### Short exercise
In the data that follows, count the lines in which the word "height" occurs, and report that figure alone.

Collected data
— BEGIN —
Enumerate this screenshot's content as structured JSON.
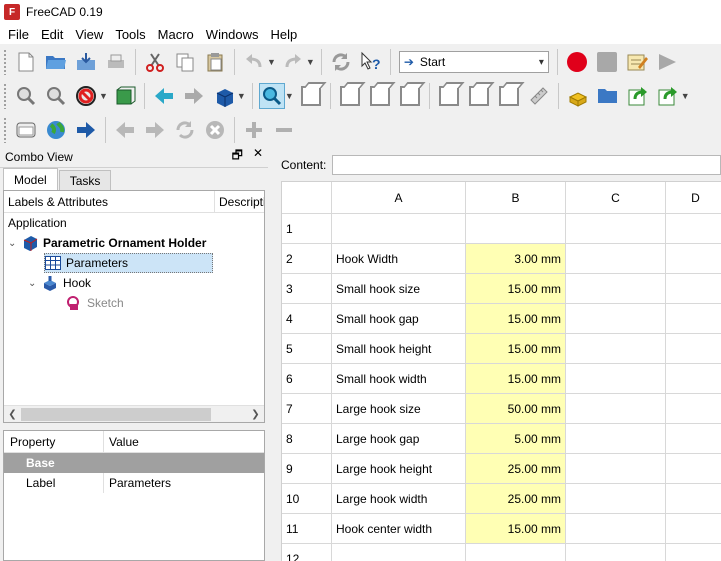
{
  "window": {
    "title": "FreeCAD 0.19",
    "icon": "freecad-app-icon"
  },
  "menu": [
    "File",
    "Edit",
    "View",
    "Tools",
    "Macro",
    "Windows",
    "Help"
  ],
  "toolbar": {
    "workbench_selected": "Start"
  },
  "combo_view": {
    "title": "Combo View",
    "tabs": [
      "Model",
      "Tasks"
    ],
    "tree": {
      "col_labels": "Labels & Attributes",
      "col_description": "Description",
      "root": "Application",
      "document": "Parametric Ornament Holder",
      "items": [
        {
          "label": "Parameters",
          "icon": "spreadsheet-icon"
        },
        {
          "label": "Hook",
          "icon": "body-icon"
        },
        {
          "label": "Sketch",
          "icon": "sketch-icon"
        }
      ]
    },
    "property": {
      "col_property": "Property",
      "col_value": "Value",
      "group": "Base",
      "rows": [
        {
          "name": "Label",
          "value": "Parameters"
        }
      ]
    }
  },
  "content": {
    "label": "Content:",
    "value": ""
  },
  "sheet": {
    "columns": [
      "A",
      "B",
      "C",
      "D"
    ],
    "rows": [
      {
        "num": "1",
        "a": "",
        "b": ""
      },
      {
        "num": "2",
        "a": "Hook Width",
        "b": "3.00 mm"
      },
      {
        "num": "3",
        "a": "Small hook size",
        "b": "15.00 mm"
      },
      {
        "num": "4",
        "a": "Small hook gap",
        "b": "15.00 mm"
      },
      {
        "num": "5",
        "a": "Small hook height",
        "b": "15.00 mm"
      },
      {
        "num": "6",
        "a": "Small hook width",
        "b": "15.00 mm"
      },
      {
        "num": "7",
        "a": "Large hook size",
        "b": "50.00 mm"
      },
      {
        "num": "8",
        "a": "Large hook gap",
        "b": "5.00 mm"
      },
      {
        "num": "9",
        "a": "Large hook height",
        "b": "25.00 mm"
      },
      {
        "num": "10",
        "a": "Large hook width",
        "b": "25.00 mm"
      },
      {
        "num": "11",
        "a": "Hook center width",
        "b": "15.00 mm"
      },
      {
        "num": "12",
        "a": "",
        "b": ""
      }
    ]
  }
}
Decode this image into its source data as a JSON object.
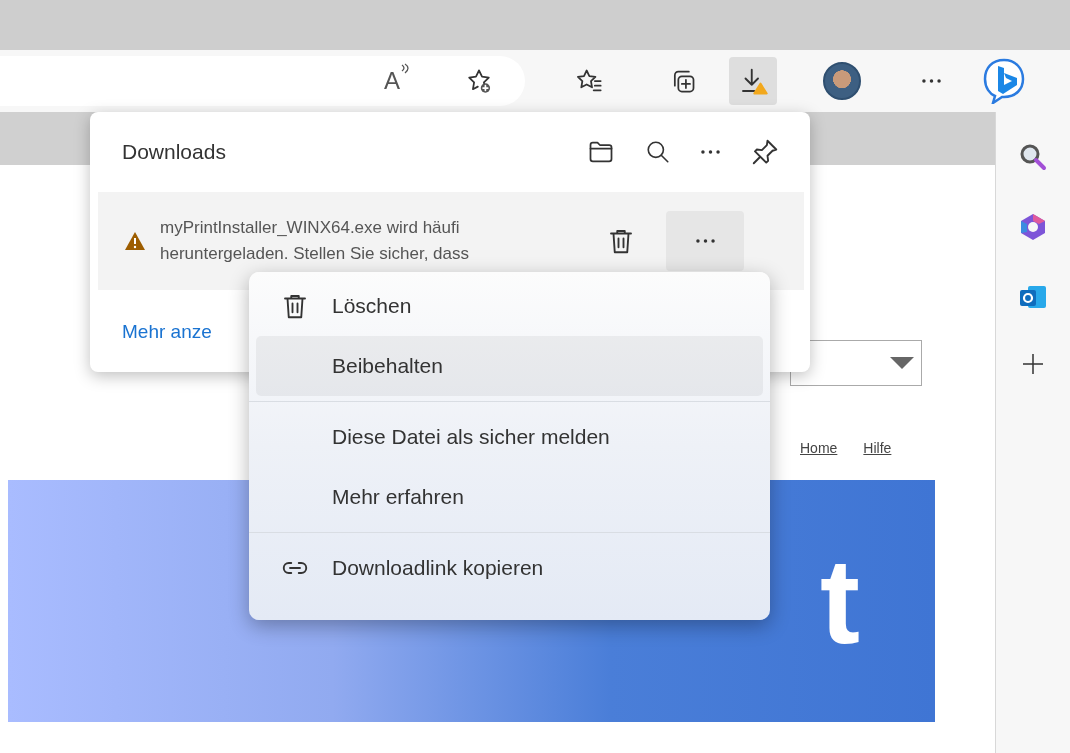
{
  "toolbar": {
    "read_aloud_glyph": "A",
    "downloads_active": true,
    "downloads_warning": true
  },
  "downloads_panel": {
    "title": "Downloads",
    "items": [
      {
        "warning": true,
        "message_lines": [
          "myPrintInstaller_WINX64.exe wird häufi",
          "heruntergeladen. Stellen Sie sicher, dass"
        ],
        "menu_open": true
      }
    ],
    "footer_link": "Mehr anze"
  },
  "context_menu": {
    "items": [
      {
        "kind": "delete",
        "label": "Löschen",
        "highlighted": false
      },
      {
        "kind": "plain",
        "label": "Beibehalten",
        "highlighted": true
      },
      {
        "kind": "separator"
      },
      {
        "kind": "plain",
        "label": "Diese Datei als sicher melden",
        "highlighted": false
      },
      {
        "kind": "plain",
        "label": "Mehr erfahren",
        "highlighted": false
      },
      {
        "kind": "separator"
      },
      {
        "kind": "copy-link",
        "label": "Downloadlink kopieren",
        "highlighted": false
      }
    ]
  },
  "web_page": {
    "links": [
      "Home",
      "Hilfe"
    ],
    "banner_title": "t"
  }
}
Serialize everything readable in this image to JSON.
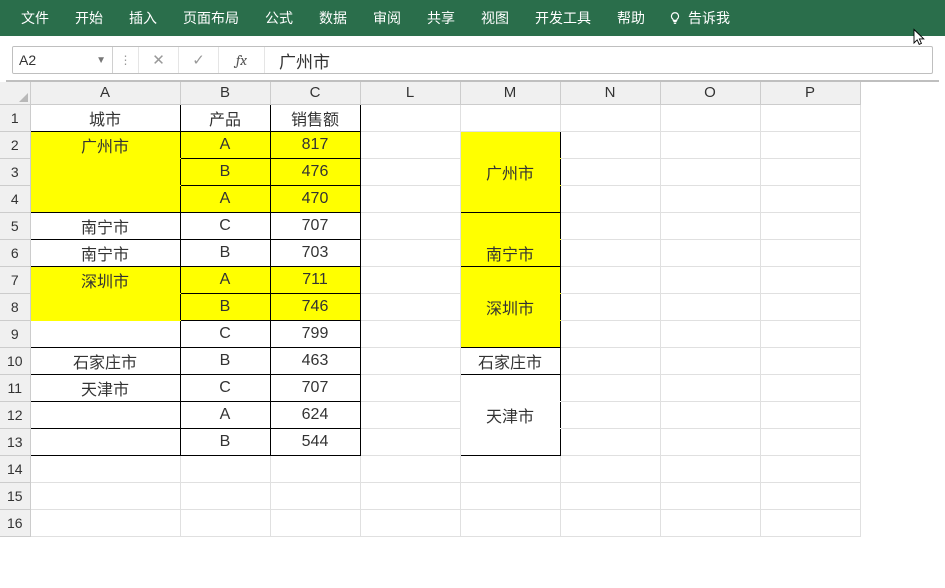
{
  "ribbon": {
    "tabs": [
      "文件",
      "开始",
      "插入",
      "页面布局",
      "公式",
      "数据",
      "审阅",
      "共享",
      "视图",
      "开发工具",
      "帮助"
    ],
    "tellMe": "告诉我"
  },
  "formulaBar": {
    "nameBox": "A2",
    "fx": "fx",
    "value": "广州市"
  },
  "columns": [
    "A",
    "B",
    "C",
    "L",
    "M",
    "N",
    "O",
    "P"
  ],
  "rows": [
    "1",
    "2",
    "3",
    "4",
    "5",
    "6",
    "7",
    "8",
    "9",
    "10",
    "11",
    "12",
    "13",
    "14",
    "15",
    "16"
  ],
  "colWidths": {
    "A": 150,
    "B": 90,
    "C": 90,
    "L": 100,
    "M": 100,
    "N": 100,
    "O": 100,
    "P": 100
  },
  "cells": {
    "A1": {
      "v": "城市",
      "bord": "trlb"
    },
    "B1": {
      "v": "产品",
      "bord": "trlb"
    },
    "C1": {
      "v": "销售额",
      "bord": "trlb"
    },
    "A2": {
      "v": "广州市",
      "bord": "trl",
      "fill": "Y",
      "noBot": "Y"
    },
    "B2": {
      "v": "A",
      "bord": "trlb",
      "fill": "Y"
    },
    "C2": {
      "v": "817",
      "bord": "trlb",
      "fill": "Y"
    },
    "A3": {
      "v": "",
      "bord": "rl",
      "fill": "Y",
      "noBot": "Y"
    },
    "B3": {
      "v": "B",
      "bord": "trlb",
      "fill": "Y"
    },
    "C3": {
      "v": "476",
      "bord": "trlb",
      "fill": "Y"
    },
    "A4": {
      "v": "",
      "bord": "rlb",
      "fill": "Y"
    },
    "B4": {
      "v": "A",
      "bord": "trlb",
      "fill": "Y"
    },
    "C4": {
      "v": "470",
      "bord": "trlb",
      "fill": "Y"
    },
    "A5": {
      "v": "南宁市",
      "bord": "trlb"
    },
    "B5": {
      "v": "C",
      "bord": "trlb"
    },
    "C5": {
      "v": "707",
      "bord": "trlb"
    },
    "A6": {
      "v": "南宁市",
      "bord": "trlb"
    },
    "B6": {
      "v": "B",
      "bord": "trlb"
    },
    "C6": {
      "v": "703",
      "bord": "trlb"
    },
    "A7": {
      "v": "深圳市",
      "bord": "trl",
      "fill": "Y",
      "noBot": "Y"
    },
    "B7": {
      "v": "A",
      "bord": "trlb",
      "fill": "Y"
    },
    "C7": {
      "v": "711",
      "bord": "trlb",
      "fill": "Y"
    },
    "A8": {
      "v": "",
      "bord": "rl",
      "fill": "Y",
      "noBot": "Y"
    },
    "B8": {
      "v": "B",
      "bord": "trlb",
      "fill": "Y"
    },
    "C8": {
      "v": "746",
      "bord": "trlb",
      "fill": "Y"
    },
    "A9": {
      "v": "",
      "bord": "rlb"
    },
    "B9": {
      "v": "C",
      "bord": "trlb"
    },
    "C9": {
      "v": "799",
      "bord": "trlb"
    },
    "A10": {
      "v": "石家庄市",
      "bord": "trlb"
    },
    "B10": {
      "v": "B",
      "bord": "trlb"
    },
    "C10": {
      "v": "463",
      "bord": "trlb"
    },
    "A11": {
      "v": "天津市",
      "bord": "trlb"
    },
    "B11": {
      "v": "C",
      "bord": "trlb"
    },
    "C11": {
      "v": "707",
      "bord": "trlb"
    },
    "A12": {
      "v": "",
      "bord": "rlb"
    },
    "B12": {
      "v": "A",
      "bord": "trlb"
    },
    "C12": {
      "v": "624",
      "bord": "trlb"
    },
    "A13": {
      "v": "",
      "bord": "rlb"
    },
    "B13": {
      "v": "B",
      "bord": "trlb"
    },
    "C13": {
      "v": "544",
      "bord": "trlb"
    },
    "M2": {
      "v": "",
      "bord": "trl",
      "fill": "Y",
      "noBot": "Y"
    },
    "M3": {
      "v": "广州市",
      "bord": "rl",
      "fill": "Y",
      "noBot": "Y"
    },
    "M4": {
      "v": "",
      "bord": "rlb",
      "fill": "Y"
    },
    "M5": {
      "v": "",
      "bord": "rl",
      "fill": "Y",
      "noBot": "Y"
    },
    "M6": {
      "v": "南宁市",
      "bord": "rlb",
      "fill": "Y"
    },
    "M7": {
      "v": "",
      "bord": "rl",
      "fill": "Y",
      "noBot": "Y"
    },
    "M8": {
      "v": "深圳市",
      "bord": "rl",
      "fill": "Y",
      "noBot": "Y"
    },
    "M9": {
      "v": "",
      "bord": "rlb",
      "fill": "Y"
    },
    "M10": {
      "v": "石家庄市",
      "bord": "trlb"
    },
    "M11": {
      "v": "",
      "bord": "rl",
      "noBot": "W"
    },
    "M12": {
      "v": "天津市",
      "bord": "rl",
      "noBot": "W"
    },
    "M13": {
      "v": "",
      "bord": "rlb"
    }
  }
}
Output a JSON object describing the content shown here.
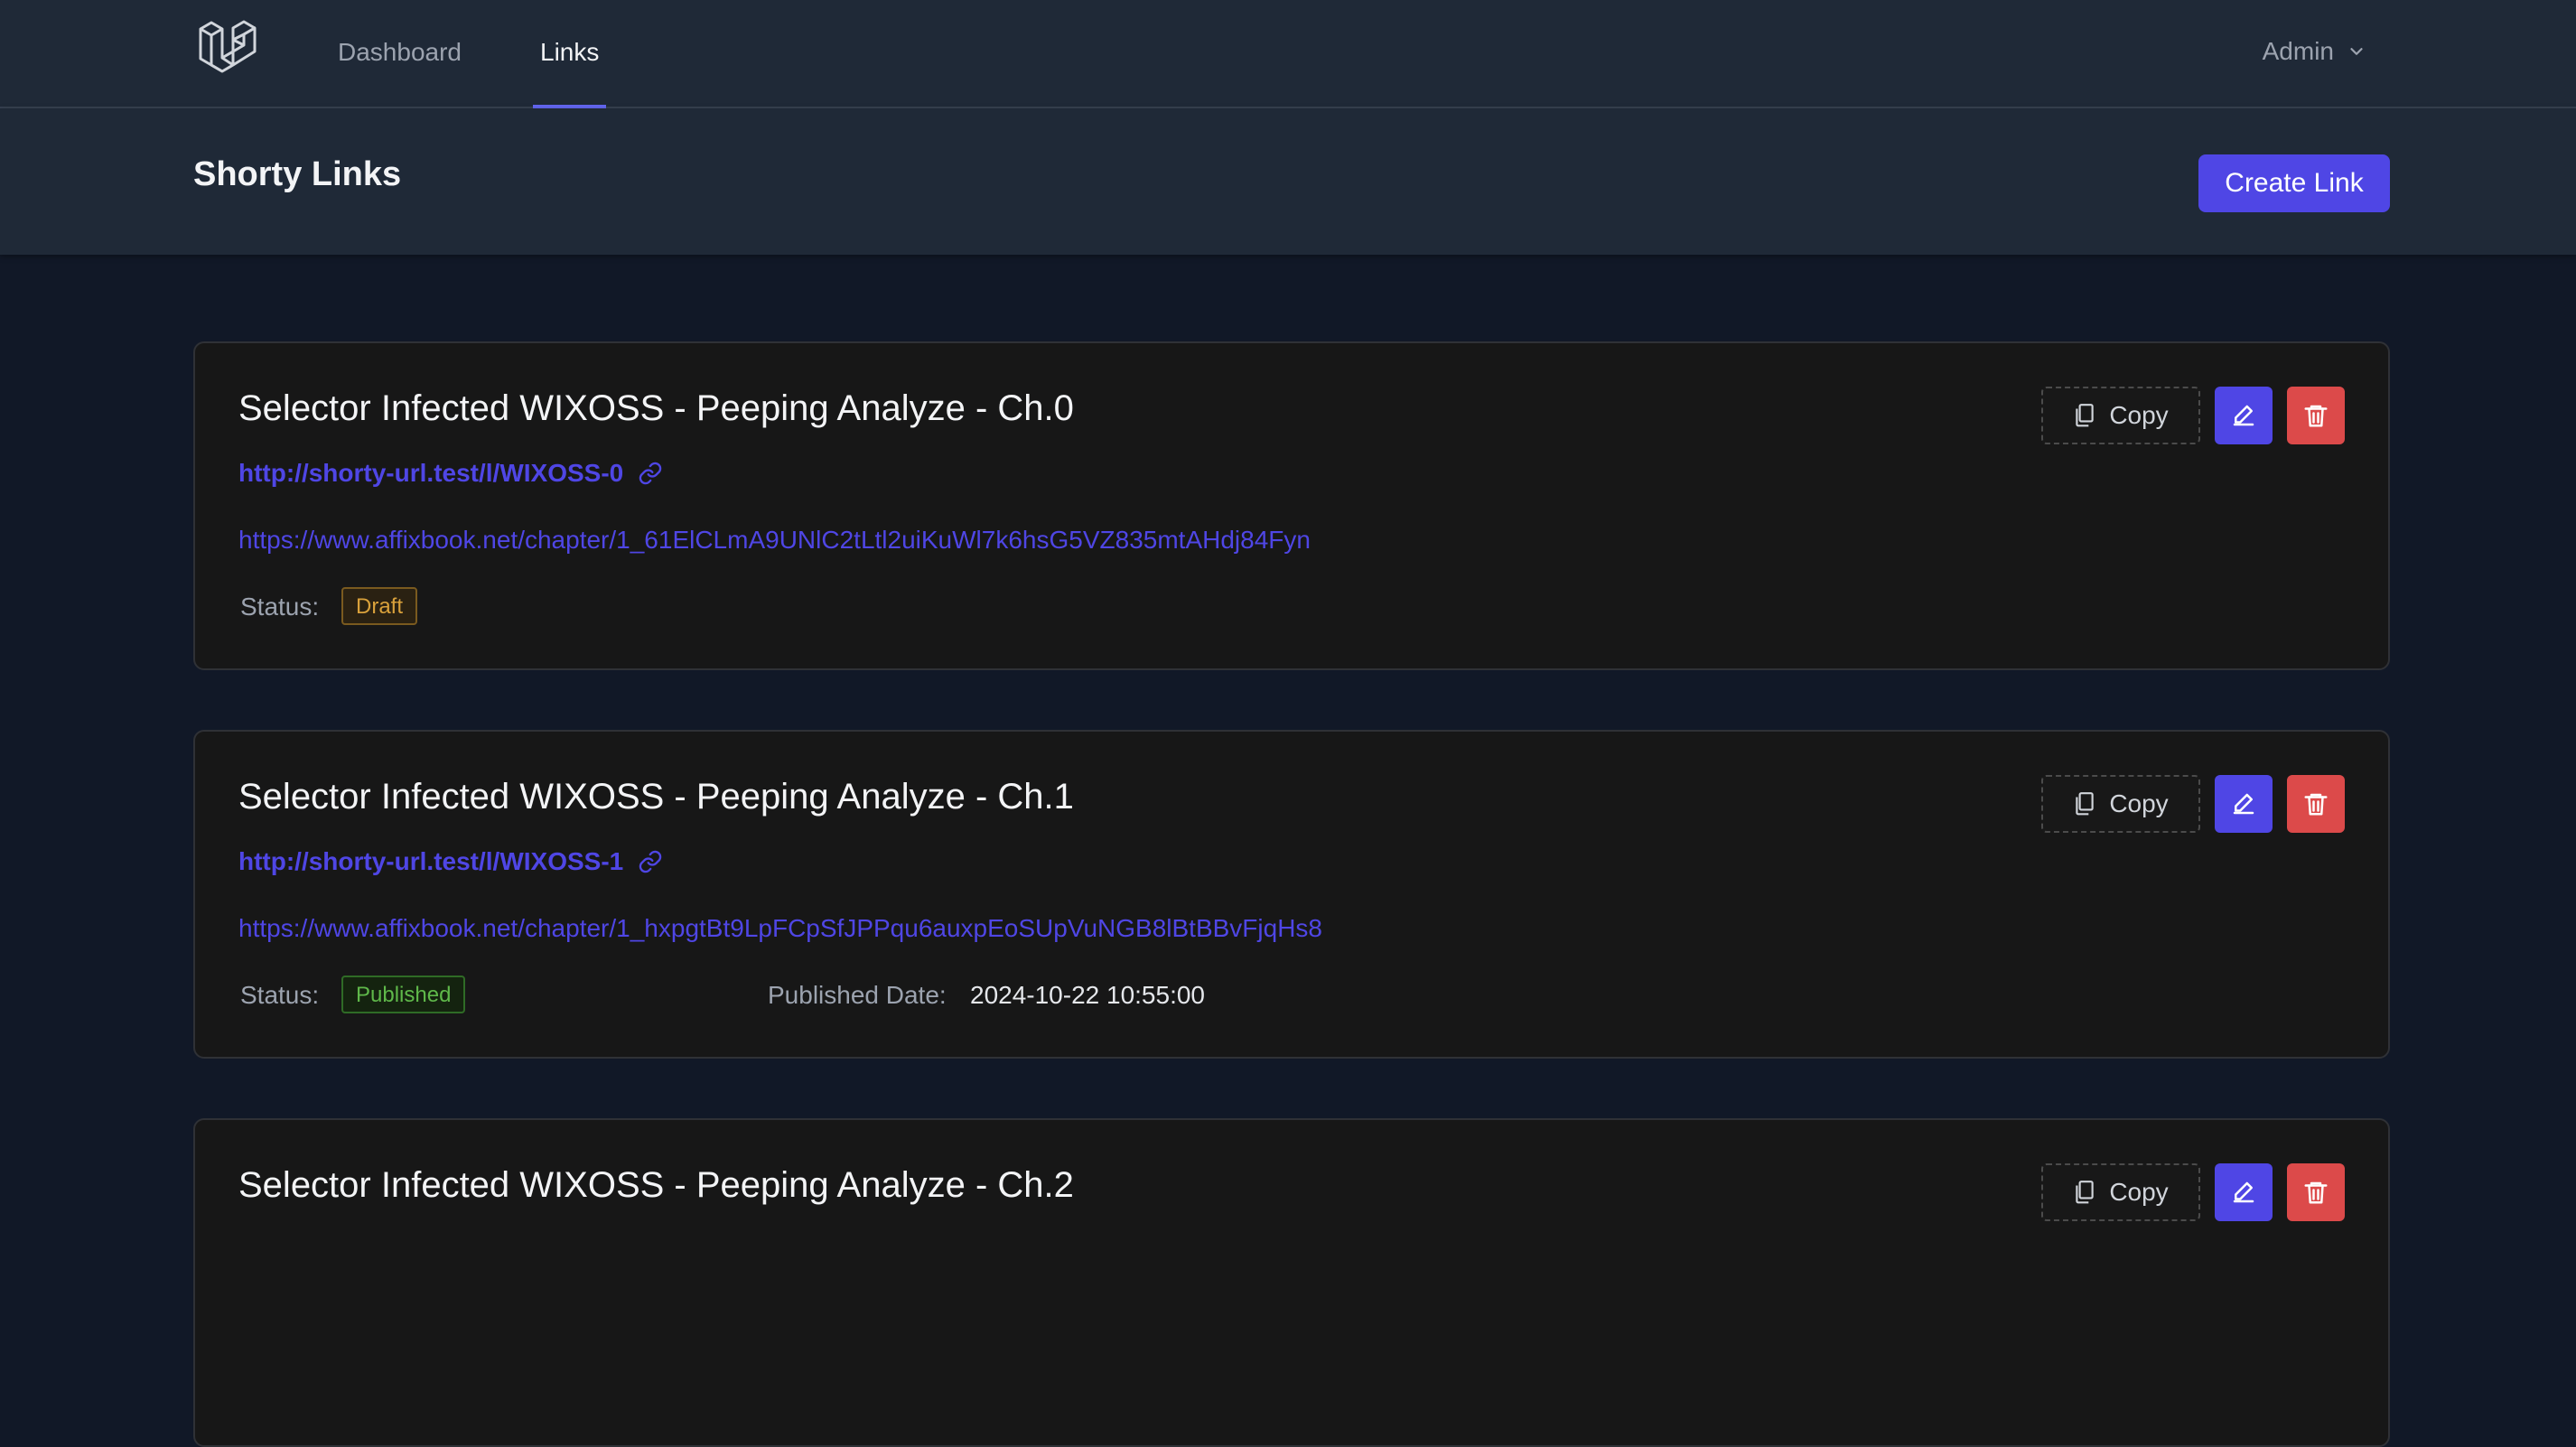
{
  "nav": {
    "logo_icon": "laravel-logo-icon",
    "items": [
      {
        "label": "Dashboard",
        "active": false
      },
      {
        "label": "Links",
        "active": true
      }
    ],
    "user": {
      "label": "Admin",
      "icon": "chevron-down-icon"
    }
  },
  "header": {
    "title": "Shorty Links",
    "create_label": "Create Link"
  },
  "colors": {
    "accent": "#4f46e5",
    "danger": "#dc4a4a",
    "draft": "#d9a13b",
    "published": "#5fb84a"
  },
  "links": [
    {
      "title": "Selector Infected WIXOSS - Peeping Analyze - Ch.0",
      "short_url": "http://shorty-url.test/l/WIXOSS-0",
      "long_url": "https://www.affixbook.net/chapter/1_61ElCLmA9UNlC2tLtl2uiKuWl7k6hsG5VZ835mtAHdj84Fyn",
      "status_label": "Status",
      "status": "Draft",
      "published_label": "",
      "published_date": "",
      "copy_label": "Copy"
    },
    {
      "title": "Selector Infected WIXOSS - Peeping Analyze - Ch.1",
      "short_url": "http://shorty-url.test/l/WIXOSS-1",
      "long_url": "https://www.affixbook.net/chapter/1_hxpgtBt9LpFCpSfJPPqu6auxpEoSUpVuNGB8lBtBBvFjqHs8",
      "status_label": "Status",
      "status": "Published",
      "published_label": "Published Date",
      "published_date": "2024-10-22 10:55:00",
      "copy_label": "Copy"
    },
    {
      "title": "Selector Infected WIXOSS - Peeping Analyze - Ch.2",
      "copy_label": "Copy"
    }
  ]
}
— END —
### Exercise solution
2